[Records from a dataset]
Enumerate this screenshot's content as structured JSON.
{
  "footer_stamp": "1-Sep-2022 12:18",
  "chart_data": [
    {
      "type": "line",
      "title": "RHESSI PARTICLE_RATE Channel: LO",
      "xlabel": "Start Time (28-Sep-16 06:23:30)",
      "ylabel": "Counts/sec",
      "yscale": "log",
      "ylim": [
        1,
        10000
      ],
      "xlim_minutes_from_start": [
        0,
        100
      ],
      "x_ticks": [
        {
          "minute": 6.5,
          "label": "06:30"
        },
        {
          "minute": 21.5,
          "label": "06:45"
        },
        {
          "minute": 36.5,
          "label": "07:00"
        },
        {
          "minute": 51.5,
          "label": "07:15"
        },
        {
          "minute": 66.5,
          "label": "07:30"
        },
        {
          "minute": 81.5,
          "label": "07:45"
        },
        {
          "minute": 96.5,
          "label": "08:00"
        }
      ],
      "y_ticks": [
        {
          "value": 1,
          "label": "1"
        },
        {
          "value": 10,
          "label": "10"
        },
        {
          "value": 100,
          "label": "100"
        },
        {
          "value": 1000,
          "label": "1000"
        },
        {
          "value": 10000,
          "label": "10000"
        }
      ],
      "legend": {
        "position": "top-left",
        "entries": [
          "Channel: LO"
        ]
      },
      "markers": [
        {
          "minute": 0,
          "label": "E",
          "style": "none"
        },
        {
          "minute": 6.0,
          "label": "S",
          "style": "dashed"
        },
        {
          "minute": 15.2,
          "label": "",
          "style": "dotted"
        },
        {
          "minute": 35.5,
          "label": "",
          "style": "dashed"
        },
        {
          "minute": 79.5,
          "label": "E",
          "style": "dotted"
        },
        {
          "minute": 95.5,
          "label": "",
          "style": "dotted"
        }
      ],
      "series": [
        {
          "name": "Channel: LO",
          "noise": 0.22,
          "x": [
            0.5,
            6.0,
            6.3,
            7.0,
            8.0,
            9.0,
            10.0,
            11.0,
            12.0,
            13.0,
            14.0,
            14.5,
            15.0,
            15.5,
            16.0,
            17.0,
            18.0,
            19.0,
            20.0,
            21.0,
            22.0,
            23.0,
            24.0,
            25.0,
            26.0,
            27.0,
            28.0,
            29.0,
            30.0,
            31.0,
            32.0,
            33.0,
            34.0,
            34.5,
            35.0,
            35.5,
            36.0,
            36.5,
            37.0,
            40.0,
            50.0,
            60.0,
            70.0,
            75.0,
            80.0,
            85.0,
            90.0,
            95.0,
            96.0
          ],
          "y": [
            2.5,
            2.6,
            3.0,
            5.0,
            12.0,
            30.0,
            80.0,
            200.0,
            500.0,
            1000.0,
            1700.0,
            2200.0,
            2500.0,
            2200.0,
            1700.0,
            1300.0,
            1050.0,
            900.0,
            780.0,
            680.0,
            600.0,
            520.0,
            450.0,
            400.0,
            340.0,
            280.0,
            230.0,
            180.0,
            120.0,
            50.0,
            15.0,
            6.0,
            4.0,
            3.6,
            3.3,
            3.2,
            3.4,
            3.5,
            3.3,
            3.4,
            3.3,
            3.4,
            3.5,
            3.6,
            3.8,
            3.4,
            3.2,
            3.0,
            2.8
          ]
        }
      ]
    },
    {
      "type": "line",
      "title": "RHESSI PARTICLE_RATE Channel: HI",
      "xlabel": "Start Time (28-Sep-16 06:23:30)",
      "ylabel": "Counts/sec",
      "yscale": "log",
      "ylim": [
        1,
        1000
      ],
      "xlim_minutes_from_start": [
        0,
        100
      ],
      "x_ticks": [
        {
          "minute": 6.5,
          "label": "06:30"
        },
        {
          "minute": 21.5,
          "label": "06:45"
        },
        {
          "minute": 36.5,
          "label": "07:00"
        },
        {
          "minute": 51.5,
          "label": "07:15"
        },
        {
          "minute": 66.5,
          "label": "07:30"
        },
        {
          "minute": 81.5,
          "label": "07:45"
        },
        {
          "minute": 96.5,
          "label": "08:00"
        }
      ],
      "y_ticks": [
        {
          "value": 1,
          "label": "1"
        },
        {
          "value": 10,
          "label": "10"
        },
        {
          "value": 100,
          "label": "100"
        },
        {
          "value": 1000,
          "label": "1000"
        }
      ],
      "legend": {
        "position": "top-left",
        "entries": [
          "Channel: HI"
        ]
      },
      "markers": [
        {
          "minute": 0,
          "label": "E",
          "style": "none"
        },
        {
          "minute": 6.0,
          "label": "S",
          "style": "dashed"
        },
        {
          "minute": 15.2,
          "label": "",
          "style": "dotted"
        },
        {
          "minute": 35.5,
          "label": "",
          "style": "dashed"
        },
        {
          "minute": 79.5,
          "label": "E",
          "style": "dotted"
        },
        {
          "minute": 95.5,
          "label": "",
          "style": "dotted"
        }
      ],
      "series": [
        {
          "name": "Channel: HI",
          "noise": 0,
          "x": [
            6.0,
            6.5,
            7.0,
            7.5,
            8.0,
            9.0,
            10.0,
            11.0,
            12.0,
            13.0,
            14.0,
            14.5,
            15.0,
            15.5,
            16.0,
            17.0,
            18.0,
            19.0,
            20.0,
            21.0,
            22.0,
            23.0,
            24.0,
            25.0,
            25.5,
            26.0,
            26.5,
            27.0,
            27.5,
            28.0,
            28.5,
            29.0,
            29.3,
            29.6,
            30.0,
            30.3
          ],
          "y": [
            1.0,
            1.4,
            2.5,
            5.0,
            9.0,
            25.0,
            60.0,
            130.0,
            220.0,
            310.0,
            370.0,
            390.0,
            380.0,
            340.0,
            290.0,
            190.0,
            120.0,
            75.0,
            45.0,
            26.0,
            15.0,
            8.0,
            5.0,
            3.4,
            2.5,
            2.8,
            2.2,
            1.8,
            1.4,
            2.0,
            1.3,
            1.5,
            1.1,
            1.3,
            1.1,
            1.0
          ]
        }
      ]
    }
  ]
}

=== Given task ===
Scan the lines for the string "Channel". Pick out every line that has it.

=== Written solution ===
      "title": "RHESSI PARTICLE_RATE Channel: LO",
          "Channel: LO"
          "name": "Channel: LO",
      "title": "RHESSI PARTICLE_RATE Channel: HI",
          "Channel: HI"
          "name": "Channel: HI",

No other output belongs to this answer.